● Written instruction
Copy out all lines with the word "bądź" in them.

[Dataset records]
====================
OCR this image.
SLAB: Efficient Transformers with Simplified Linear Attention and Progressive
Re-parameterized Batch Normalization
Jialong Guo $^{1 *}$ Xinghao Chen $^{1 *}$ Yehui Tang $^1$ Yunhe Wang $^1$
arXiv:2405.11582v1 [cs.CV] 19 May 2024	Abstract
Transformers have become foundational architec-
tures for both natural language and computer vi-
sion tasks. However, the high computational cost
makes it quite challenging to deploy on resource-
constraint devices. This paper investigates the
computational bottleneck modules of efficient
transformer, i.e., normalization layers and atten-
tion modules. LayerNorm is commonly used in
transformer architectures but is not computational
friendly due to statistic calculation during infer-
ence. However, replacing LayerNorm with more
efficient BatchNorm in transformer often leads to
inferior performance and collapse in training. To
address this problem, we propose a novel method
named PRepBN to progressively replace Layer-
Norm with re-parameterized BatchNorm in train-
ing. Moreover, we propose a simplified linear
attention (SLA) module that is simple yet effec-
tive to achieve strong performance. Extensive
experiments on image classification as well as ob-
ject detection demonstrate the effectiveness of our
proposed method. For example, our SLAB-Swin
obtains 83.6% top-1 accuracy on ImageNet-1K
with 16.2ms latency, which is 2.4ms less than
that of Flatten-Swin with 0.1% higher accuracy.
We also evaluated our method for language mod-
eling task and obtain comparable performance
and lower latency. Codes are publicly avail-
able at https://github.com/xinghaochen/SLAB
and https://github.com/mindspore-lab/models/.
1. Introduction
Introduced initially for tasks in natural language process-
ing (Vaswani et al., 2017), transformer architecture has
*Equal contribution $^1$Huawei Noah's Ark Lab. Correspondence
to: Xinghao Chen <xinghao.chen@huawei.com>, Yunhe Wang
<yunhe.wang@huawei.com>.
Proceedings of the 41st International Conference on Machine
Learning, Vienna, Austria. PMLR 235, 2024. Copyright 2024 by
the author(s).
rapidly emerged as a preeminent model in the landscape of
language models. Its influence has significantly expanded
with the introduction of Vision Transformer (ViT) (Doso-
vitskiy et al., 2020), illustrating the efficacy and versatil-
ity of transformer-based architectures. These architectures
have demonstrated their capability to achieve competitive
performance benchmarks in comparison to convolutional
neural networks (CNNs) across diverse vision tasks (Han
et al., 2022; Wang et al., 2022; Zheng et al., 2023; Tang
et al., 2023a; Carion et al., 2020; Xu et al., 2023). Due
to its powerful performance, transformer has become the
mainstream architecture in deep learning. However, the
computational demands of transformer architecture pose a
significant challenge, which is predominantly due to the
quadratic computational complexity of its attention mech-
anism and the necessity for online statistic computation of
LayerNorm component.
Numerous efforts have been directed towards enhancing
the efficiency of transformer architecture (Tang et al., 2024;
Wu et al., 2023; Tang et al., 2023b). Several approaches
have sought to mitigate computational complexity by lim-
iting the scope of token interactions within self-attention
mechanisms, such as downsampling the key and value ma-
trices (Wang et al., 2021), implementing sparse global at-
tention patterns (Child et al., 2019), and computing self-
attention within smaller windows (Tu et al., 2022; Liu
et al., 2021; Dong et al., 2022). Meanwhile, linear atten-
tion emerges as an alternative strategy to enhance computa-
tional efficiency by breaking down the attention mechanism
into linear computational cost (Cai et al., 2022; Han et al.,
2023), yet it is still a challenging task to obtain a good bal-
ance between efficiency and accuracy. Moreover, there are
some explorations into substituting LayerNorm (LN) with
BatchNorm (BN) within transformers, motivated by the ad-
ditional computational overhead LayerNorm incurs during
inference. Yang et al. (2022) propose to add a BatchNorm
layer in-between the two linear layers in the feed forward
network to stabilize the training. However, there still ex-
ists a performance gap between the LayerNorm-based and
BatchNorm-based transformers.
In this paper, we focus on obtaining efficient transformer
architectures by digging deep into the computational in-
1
====================
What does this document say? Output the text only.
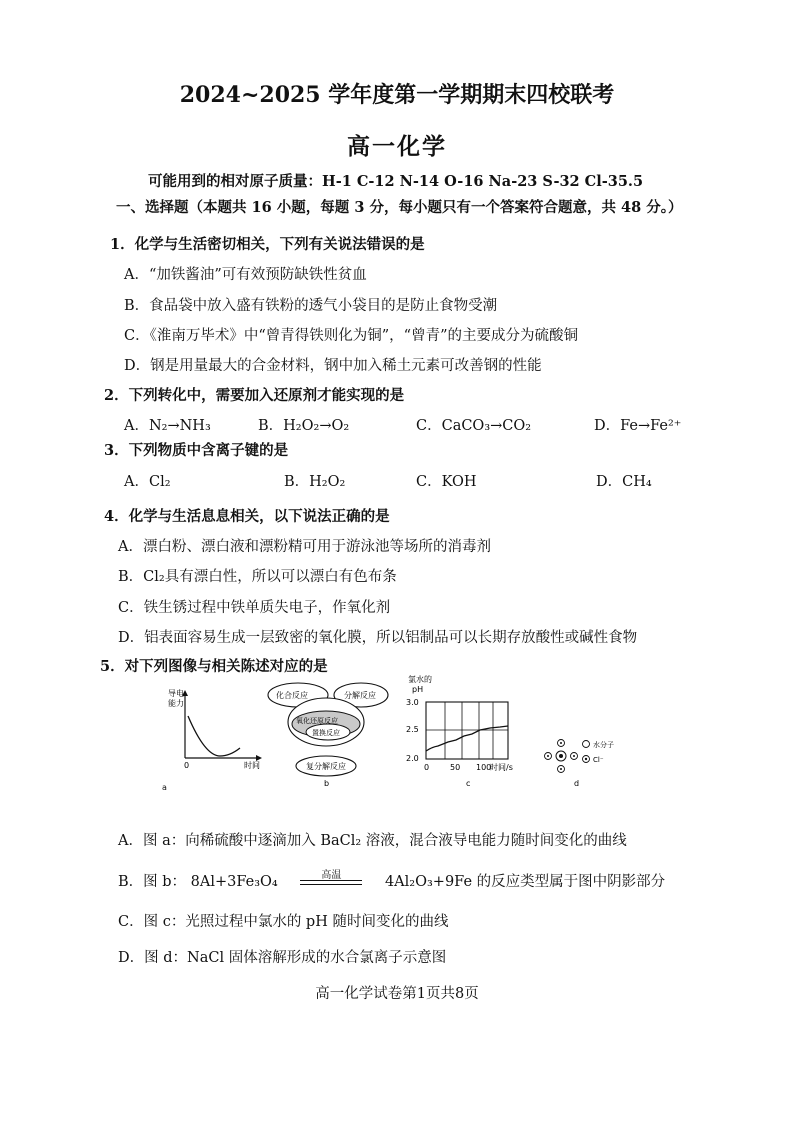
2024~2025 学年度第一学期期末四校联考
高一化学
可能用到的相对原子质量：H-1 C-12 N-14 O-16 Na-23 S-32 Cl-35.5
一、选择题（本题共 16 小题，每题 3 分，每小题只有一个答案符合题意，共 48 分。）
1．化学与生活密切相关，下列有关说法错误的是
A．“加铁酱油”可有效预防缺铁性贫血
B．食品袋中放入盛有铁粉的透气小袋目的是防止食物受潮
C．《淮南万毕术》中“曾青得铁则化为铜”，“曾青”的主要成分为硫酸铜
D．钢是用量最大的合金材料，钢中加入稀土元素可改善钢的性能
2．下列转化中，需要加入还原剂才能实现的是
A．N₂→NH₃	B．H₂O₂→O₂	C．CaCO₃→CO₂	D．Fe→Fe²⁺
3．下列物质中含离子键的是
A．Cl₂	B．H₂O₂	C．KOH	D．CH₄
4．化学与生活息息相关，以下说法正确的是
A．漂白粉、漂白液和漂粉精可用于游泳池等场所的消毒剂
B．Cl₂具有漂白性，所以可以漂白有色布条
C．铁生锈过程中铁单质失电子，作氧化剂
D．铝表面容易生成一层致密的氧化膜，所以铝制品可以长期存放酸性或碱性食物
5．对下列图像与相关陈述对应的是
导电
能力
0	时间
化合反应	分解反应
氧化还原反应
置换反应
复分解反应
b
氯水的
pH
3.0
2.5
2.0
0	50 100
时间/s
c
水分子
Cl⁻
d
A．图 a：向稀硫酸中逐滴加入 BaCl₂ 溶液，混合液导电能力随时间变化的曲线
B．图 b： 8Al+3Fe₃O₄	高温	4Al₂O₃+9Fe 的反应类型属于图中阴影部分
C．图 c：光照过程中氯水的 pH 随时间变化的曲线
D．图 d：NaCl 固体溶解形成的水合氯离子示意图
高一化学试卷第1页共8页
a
====================
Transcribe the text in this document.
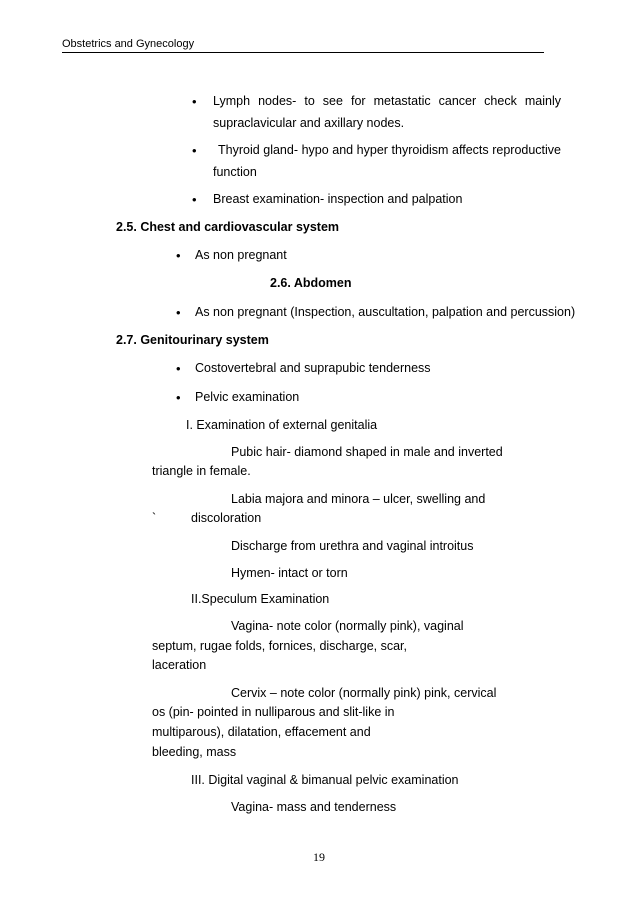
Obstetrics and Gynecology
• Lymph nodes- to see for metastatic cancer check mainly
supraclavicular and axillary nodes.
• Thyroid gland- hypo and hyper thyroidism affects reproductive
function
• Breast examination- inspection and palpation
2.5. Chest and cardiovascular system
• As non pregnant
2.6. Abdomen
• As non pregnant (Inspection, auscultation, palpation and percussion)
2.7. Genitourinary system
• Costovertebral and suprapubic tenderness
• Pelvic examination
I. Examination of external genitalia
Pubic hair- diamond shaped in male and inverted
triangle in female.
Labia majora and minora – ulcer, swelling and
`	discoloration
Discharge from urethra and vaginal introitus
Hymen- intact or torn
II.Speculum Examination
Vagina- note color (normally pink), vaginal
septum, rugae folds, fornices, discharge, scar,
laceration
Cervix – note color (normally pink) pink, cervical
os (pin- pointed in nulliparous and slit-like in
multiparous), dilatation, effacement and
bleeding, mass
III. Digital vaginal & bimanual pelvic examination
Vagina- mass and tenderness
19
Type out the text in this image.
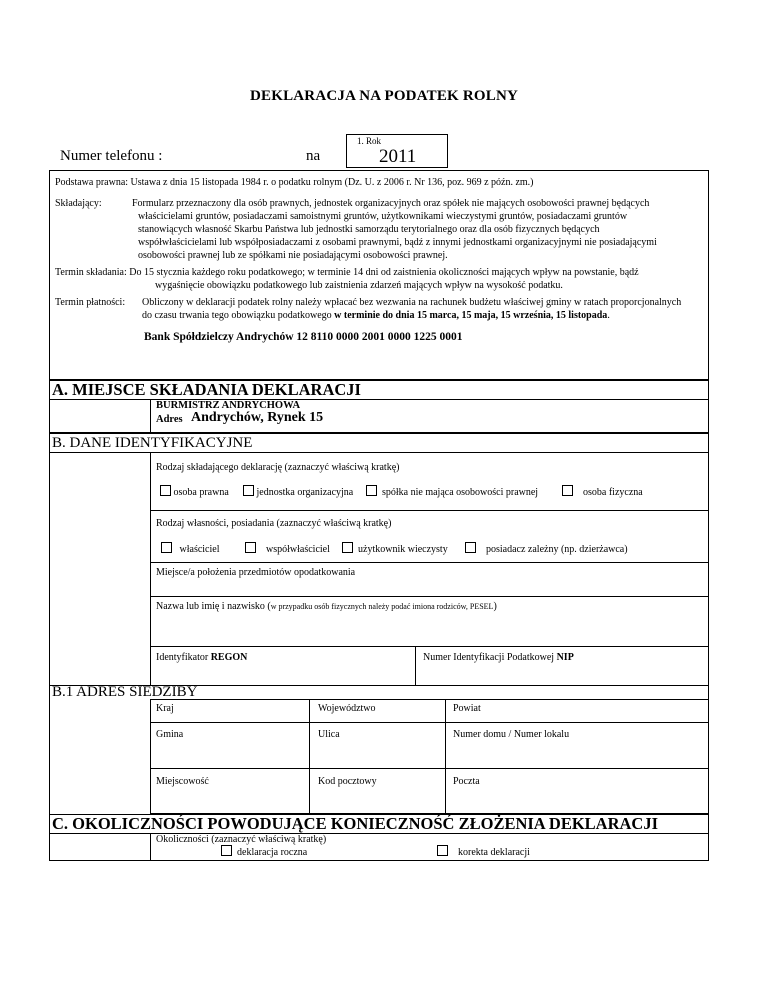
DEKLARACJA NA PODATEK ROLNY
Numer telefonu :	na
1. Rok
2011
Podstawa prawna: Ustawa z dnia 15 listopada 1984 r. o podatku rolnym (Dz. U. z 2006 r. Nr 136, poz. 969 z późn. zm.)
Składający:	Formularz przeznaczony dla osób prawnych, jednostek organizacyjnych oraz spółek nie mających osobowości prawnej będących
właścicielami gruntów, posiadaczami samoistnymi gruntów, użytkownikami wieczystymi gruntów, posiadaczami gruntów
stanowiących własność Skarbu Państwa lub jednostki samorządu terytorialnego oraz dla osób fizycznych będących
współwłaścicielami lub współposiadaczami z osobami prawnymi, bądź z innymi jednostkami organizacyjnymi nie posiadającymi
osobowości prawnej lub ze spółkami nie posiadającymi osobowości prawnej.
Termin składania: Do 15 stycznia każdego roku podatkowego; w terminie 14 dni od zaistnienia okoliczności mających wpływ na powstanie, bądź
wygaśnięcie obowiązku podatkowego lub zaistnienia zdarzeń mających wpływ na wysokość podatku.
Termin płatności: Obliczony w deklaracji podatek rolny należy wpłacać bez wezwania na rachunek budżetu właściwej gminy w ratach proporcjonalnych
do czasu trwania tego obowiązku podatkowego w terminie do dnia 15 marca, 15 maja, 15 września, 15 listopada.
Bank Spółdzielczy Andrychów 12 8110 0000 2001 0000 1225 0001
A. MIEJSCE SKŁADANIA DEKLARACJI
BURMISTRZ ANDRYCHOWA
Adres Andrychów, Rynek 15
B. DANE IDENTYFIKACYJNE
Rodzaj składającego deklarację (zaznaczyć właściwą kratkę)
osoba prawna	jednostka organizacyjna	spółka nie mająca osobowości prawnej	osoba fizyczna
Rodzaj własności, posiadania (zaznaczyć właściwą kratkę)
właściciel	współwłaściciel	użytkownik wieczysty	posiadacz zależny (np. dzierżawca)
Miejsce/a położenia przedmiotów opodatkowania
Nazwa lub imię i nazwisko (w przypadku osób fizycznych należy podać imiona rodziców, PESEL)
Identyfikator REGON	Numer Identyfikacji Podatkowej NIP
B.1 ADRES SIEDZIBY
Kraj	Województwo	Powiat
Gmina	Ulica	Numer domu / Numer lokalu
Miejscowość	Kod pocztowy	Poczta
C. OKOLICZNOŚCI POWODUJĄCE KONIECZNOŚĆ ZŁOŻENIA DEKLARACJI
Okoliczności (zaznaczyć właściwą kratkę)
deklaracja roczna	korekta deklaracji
====================
● Solution to the exercise
współwłaścicielami lub współposiadaczami z osobami prawnymi, bądź z innymi jednostkami organizacyjnymi nie posiadającymi
Termin składania: Do 15 stycznia każdego roku podatkowego; w terminie 14 dni od zaistnienia okoliczności mających wpływ na powstanie, bądź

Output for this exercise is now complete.